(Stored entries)
-----
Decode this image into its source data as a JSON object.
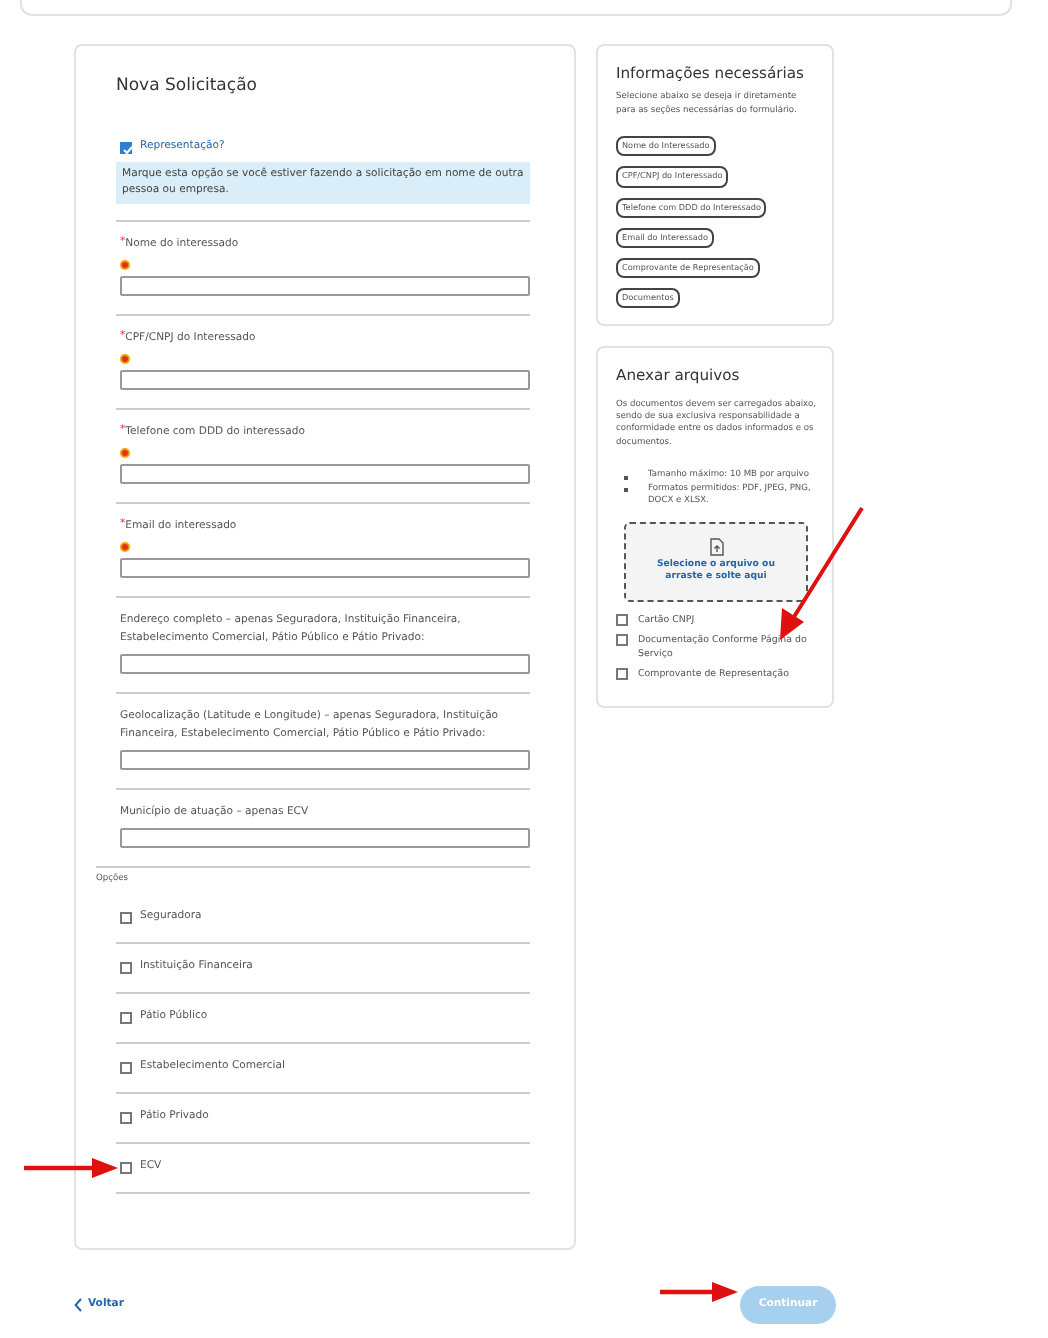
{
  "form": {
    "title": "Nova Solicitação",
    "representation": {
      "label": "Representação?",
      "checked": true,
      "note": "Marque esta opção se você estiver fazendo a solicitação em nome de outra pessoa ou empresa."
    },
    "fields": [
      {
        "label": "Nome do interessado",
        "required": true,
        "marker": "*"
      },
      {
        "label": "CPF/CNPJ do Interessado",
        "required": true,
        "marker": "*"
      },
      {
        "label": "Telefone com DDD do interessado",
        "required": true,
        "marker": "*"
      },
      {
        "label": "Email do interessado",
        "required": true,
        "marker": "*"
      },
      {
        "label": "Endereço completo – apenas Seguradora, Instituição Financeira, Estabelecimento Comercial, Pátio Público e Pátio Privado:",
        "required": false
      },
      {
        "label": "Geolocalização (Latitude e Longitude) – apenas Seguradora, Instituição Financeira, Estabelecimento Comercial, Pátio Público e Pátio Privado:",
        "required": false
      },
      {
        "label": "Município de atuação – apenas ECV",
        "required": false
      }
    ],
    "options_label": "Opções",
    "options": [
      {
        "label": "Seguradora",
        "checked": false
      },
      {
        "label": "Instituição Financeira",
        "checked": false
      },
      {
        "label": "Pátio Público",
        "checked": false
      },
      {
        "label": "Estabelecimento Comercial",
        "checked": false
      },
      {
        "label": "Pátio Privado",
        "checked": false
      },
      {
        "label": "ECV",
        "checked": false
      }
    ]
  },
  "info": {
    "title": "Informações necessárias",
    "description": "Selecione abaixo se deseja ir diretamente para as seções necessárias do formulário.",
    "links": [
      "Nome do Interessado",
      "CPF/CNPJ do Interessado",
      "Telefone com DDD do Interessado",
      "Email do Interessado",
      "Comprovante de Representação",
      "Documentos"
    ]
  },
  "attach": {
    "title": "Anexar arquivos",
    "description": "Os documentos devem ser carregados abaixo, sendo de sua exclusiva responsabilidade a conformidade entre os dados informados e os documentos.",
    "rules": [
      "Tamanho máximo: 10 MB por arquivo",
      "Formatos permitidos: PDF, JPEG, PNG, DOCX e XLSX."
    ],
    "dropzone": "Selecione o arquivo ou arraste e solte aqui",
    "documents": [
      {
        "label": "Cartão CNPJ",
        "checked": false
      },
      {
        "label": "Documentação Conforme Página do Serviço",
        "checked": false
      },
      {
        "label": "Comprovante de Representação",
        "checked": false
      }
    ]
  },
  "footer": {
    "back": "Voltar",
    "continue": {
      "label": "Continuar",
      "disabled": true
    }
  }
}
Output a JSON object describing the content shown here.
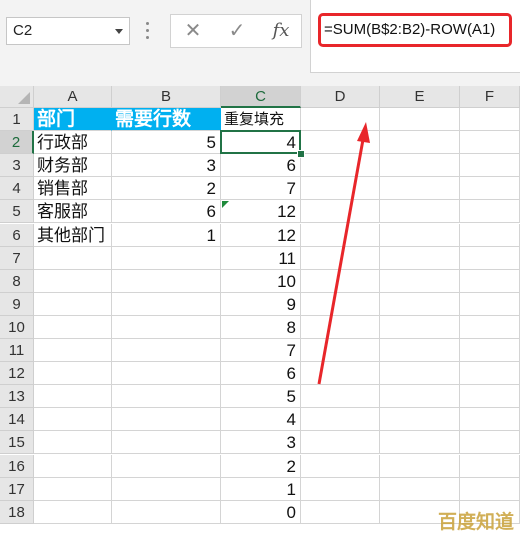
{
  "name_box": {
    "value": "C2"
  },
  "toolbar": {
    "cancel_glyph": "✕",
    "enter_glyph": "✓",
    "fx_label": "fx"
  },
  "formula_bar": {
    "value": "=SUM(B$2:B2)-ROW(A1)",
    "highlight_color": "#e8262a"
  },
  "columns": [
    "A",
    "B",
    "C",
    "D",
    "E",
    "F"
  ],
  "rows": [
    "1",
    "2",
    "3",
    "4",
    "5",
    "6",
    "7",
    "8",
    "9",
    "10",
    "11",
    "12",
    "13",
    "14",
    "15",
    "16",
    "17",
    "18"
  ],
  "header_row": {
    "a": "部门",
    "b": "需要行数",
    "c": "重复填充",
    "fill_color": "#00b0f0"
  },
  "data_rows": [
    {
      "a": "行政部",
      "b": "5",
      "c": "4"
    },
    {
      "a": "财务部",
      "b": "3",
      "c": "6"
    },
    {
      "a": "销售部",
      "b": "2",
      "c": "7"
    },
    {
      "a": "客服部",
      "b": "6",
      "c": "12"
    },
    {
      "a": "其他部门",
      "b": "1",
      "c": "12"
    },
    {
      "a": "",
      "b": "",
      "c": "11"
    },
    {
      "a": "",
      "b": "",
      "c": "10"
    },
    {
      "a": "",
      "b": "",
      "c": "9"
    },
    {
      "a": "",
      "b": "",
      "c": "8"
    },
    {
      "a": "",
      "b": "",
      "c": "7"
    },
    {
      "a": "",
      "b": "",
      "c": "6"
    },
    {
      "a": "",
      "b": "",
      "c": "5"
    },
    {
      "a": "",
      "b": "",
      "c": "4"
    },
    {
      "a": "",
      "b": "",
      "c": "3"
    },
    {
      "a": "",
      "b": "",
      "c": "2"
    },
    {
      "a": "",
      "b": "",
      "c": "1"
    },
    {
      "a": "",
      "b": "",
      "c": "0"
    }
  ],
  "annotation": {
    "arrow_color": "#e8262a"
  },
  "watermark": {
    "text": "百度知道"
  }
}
-----
Search the lines for the string "Email" and copy every line that has it.

        "label": "Email do interessado",
      "Email do Interessado",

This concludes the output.